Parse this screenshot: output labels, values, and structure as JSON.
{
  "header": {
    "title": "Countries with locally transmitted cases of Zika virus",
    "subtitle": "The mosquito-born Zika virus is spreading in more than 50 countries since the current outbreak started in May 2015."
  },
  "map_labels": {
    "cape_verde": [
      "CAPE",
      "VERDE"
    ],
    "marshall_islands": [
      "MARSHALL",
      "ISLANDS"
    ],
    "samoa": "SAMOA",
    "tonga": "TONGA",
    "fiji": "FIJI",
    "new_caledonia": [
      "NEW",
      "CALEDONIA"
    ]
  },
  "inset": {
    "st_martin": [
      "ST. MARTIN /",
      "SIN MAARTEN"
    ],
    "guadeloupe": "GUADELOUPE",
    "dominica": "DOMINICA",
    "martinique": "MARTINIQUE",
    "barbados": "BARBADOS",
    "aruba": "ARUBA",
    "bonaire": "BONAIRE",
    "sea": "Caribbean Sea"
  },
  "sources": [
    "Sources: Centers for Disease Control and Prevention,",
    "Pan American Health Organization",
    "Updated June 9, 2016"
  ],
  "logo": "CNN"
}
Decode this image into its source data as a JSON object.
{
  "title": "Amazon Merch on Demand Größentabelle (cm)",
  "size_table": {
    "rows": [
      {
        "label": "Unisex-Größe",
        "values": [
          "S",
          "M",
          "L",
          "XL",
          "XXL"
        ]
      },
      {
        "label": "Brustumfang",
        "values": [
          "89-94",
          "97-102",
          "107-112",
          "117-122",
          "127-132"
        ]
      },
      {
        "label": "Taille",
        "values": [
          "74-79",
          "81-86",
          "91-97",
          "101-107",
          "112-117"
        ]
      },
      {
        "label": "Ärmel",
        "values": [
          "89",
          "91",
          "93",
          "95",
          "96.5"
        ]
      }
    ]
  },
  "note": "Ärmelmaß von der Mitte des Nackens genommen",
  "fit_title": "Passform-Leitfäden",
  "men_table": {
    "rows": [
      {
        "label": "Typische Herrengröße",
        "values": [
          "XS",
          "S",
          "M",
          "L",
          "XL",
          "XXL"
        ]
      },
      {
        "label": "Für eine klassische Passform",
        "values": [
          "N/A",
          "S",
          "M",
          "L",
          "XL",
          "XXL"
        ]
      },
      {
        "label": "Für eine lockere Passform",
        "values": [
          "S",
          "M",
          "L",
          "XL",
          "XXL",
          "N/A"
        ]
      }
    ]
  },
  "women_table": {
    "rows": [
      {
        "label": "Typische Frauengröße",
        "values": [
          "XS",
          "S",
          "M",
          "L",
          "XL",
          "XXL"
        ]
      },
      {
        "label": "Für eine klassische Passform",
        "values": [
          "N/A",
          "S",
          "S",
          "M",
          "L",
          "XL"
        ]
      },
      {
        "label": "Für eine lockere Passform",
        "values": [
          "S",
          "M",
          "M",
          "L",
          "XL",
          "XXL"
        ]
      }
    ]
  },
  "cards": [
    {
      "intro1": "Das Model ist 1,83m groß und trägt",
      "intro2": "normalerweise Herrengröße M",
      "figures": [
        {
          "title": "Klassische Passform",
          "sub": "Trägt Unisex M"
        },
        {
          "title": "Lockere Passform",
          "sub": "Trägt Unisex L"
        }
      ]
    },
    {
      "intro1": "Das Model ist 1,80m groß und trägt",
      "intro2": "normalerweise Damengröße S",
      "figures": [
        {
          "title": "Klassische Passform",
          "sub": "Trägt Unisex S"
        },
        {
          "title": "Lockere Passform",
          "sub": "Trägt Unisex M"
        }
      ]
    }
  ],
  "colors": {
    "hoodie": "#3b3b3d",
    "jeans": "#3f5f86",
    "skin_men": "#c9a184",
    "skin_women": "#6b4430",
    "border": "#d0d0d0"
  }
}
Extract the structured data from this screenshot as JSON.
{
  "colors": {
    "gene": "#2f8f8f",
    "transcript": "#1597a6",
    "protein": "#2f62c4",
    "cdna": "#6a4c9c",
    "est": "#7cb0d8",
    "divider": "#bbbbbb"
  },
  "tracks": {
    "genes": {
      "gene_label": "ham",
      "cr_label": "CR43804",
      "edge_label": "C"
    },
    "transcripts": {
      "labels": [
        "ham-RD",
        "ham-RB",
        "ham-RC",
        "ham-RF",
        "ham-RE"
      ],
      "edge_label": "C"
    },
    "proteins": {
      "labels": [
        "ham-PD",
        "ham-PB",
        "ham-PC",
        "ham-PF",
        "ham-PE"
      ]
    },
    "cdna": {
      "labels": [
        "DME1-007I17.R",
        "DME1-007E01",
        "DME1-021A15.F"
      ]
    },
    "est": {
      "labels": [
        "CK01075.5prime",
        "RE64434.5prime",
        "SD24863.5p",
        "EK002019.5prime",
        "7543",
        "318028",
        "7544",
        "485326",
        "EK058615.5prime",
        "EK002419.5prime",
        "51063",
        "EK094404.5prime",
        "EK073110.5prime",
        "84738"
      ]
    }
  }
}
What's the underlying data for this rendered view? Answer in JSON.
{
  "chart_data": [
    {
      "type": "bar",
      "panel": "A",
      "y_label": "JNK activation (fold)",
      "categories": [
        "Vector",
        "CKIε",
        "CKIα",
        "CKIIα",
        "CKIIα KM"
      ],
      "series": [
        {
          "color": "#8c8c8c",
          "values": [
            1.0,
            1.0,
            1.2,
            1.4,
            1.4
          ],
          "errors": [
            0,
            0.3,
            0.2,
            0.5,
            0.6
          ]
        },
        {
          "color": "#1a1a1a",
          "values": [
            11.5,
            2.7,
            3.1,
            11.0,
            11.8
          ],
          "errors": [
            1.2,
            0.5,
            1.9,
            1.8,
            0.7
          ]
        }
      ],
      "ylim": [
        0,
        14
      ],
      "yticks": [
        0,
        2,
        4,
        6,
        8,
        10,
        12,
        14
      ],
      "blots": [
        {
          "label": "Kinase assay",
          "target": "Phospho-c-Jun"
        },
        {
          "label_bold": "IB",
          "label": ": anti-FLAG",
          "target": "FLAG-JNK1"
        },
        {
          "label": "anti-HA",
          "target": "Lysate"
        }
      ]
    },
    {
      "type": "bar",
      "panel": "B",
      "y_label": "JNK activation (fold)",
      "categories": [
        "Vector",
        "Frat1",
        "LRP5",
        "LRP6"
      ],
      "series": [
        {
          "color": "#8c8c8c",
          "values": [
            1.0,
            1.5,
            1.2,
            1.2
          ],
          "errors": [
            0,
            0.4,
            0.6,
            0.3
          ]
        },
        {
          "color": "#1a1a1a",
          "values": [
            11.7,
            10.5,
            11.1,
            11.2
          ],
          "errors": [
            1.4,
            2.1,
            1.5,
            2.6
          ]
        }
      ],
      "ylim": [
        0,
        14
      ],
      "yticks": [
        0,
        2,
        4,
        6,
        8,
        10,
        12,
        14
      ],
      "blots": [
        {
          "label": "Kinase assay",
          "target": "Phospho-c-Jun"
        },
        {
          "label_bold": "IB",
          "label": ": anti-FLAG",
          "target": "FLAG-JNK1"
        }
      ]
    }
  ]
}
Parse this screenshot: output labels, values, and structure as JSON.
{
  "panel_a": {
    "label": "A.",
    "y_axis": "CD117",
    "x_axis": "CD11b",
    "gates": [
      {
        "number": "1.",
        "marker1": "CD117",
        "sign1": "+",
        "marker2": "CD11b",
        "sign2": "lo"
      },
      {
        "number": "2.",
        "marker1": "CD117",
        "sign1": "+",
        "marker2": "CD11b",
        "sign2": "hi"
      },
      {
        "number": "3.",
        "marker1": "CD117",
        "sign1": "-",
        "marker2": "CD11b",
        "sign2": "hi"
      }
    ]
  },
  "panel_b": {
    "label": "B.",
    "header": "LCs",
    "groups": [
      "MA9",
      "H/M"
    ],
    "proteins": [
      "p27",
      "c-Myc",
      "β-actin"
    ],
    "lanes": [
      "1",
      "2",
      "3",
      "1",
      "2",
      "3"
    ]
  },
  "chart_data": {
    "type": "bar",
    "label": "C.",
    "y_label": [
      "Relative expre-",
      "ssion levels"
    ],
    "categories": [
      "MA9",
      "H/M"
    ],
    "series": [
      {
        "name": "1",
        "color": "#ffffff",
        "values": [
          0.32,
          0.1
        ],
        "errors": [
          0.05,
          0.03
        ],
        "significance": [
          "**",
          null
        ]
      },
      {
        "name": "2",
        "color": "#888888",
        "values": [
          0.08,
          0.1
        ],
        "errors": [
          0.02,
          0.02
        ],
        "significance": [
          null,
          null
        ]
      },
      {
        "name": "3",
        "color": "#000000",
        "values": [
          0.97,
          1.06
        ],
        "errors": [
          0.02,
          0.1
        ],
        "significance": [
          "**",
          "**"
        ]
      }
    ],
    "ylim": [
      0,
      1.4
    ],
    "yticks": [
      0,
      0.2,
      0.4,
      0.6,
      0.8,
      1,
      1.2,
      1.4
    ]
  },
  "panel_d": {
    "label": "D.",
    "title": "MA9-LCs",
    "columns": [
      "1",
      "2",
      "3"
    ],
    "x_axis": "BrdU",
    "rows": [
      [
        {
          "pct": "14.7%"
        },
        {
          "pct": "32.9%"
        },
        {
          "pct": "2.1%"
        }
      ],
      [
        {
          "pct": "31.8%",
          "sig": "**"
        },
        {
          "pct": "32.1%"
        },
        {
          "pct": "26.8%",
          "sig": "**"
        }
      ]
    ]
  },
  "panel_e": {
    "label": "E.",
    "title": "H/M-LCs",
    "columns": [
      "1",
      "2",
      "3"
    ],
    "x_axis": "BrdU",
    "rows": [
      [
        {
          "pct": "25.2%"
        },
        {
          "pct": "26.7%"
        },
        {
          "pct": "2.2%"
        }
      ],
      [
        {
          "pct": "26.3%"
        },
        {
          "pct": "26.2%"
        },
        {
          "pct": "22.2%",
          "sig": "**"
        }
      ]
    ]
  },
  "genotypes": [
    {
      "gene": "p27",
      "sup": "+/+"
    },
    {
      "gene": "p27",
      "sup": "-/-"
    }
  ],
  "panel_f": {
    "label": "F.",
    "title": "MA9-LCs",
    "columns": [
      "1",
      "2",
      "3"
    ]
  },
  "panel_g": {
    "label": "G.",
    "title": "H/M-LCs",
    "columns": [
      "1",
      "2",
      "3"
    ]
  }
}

**YOUR TASK**
Please show each line in the records above that contains "this".

**REPLY**
Parse this screenshot: output labels, values, and structure as JSON.
Decode this image into its source data as a JSON object.
Extract the structured data from this screenshot as JSON.
What's the underlying data for this rendered view? Answer in JSON.
Parse this screenshot: output labels, values, and structure as JSON.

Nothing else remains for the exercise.